(PROVIDED PASSAGE)

Premiers of Bermuda and Grenada lined up to talk cricket
The Bermuda Cricket Board will present “The Value of Cricket”, a webinar discussion on cricket, culture and sport featuring David Burt, the Premier, and his Grenadian counterpart, Keith Mitchell, in a panel discussion alongside Arnold Manders, the board president.
The webinar, an idea of Steven Douglas, the BCB’s cricket chairman, will take place on Thursday starting at 6pm on a Facebook livestream @BermudaCricketBoard.
The public are invited to join the discussion at https://www.facebook.com/BermudaCricketBoard/ and to submit their questions during the live Q&A segment. The public can send questions on social media on #TheValueofCricket or by e-mail to marketing@cricket.bm
The panel will also includes Ernest Peets, the Minister of Youth, Culture and Sport, with Cal Blakendal, of the BCB, and Gus Logie, a former West Indies Test cricketer and coach of the 2007 Bermuda World Cup team, the moderators.
“We’ll share how cricket and sports is important to a country and look at how it builds a culture and develops good citizens,” said Manders, a former Bermuda cricketer who went on to become the national coach.
Manders, who also played football, opted to go to Alabama A&M University on a football scholarship, rather than to Middlesex on a cricket trial. A couple of years earlier he had gone to Lord’s for MCC Young Professionals coaching, the year after another Bermudian youngster, Clevie Wade, attended the same coaching.
The trip was reward for Wade and Manders being named Junior Heineken Cricketers of the Year.
“We were both there for the Centenary Ashes Series between England and Australia. Actually, we bowled to the Australians in the nets,” Manders said.
“We were there every day, we were like professionals. At 8.30 our Rolls-Royce picked us up and dropped us at Lord’s and we trained from 9 to 5 every day, and played on the weekends.

(SUPPLIED ENTRIES)
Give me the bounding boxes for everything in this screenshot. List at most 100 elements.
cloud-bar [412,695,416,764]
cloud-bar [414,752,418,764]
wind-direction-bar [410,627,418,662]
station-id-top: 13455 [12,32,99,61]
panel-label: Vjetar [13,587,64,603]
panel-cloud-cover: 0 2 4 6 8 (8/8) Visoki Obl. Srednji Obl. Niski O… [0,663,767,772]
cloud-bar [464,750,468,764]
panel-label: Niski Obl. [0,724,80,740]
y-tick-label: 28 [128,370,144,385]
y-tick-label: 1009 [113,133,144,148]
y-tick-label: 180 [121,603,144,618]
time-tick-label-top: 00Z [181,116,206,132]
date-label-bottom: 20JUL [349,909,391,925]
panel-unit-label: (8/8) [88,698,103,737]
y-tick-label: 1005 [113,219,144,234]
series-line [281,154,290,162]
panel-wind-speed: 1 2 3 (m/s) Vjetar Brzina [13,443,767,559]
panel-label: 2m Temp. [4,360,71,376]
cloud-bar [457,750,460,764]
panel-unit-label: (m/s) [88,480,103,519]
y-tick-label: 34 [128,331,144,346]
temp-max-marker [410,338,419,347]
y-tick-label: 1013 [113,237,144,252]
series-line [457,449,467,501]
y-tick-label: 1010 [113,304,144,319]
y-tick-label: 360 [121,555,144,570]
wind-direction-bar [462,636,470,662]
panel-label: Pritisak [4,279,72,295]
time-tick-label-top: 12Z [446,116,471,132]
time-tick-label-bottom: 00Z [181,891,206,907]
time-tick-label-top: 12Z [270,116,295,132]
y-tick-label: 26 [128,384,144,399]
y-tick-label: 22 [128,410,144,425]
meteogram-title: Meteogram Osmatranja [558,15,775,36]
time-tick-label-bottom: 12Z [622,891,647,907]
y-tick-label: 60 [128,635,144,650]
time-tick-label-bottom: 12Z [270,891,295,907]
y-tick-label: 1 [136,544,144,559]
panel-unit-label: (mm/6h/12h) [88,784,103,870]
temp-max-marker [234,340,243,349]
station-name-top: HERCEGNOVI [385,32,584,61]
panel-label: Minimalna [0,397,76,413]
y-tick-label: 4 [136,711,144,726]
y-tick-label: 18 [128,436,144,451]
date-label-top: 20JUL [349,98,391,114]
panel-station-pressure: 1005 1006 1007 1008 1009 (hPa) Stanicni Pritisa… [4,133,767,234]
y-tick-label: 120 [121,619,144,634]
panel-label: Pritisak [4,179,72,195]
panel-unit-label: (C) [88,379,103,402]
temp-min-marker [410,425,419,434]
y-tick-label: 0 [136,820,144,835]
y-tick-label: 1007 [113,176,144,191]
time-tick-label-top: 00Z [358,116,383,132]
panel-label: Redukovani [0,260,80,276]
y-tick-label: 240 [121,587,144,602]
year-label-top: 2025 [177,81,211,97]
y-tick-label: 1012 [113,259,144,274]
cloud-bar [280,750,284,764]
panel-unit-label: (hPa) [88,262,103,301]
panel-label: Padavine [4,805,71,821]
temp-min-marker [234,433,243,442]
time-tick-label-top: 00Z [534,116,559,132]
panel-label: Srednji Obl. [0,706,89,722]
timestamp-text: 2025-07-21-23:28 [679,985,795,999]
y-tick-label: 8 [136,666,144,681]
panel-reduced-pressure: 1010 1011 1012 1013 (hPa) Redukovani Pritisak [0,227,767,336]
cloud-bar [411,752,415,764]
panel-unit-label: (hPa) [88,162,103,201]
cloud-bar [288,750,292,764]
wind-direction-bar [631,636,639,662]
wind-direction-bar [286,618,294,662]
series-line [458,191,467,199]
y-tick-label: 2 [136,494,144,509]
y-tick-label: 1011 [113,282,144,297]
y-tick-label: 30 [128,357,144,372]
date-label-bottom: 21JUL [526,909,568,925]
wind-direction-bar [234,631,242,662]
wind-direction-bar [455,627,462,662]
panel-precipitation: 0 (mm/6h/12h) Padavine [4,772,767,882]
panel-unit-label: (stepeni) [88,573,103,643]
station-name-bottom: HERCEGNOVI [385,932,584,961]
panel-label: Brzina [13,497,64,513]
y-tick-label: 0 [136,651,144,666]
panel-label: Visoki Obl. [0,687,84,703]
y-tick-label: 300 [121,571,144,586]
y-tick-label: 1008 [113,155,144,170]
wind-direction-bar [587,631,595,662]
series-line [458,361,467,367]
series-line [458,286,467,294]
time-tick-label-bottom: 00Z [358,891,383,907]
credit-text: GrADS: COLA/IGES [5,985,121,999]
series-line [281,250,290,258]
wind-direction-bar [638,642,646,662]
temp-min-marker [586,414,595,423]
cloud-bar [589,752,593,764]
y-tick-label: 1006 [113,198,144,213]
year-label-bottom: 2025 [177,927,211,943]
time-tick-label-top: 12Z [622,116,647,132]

(WHAT THE TASK ASKS)
Answer these questions from the cricket webinar article:
(a) On what day and at what time does the webinar start?
(b) Whose idea was the webinar, and what is his role at the board?
(c) Which university did Arnold Manders choose, and on what kind of scholarship?

(THE ANSWER)
(a) Thursday, starting at 6pm.
(b) Steven Douglas, the BCB's cricket chairman.
(c) Alabama A&M University, on a football scholarship.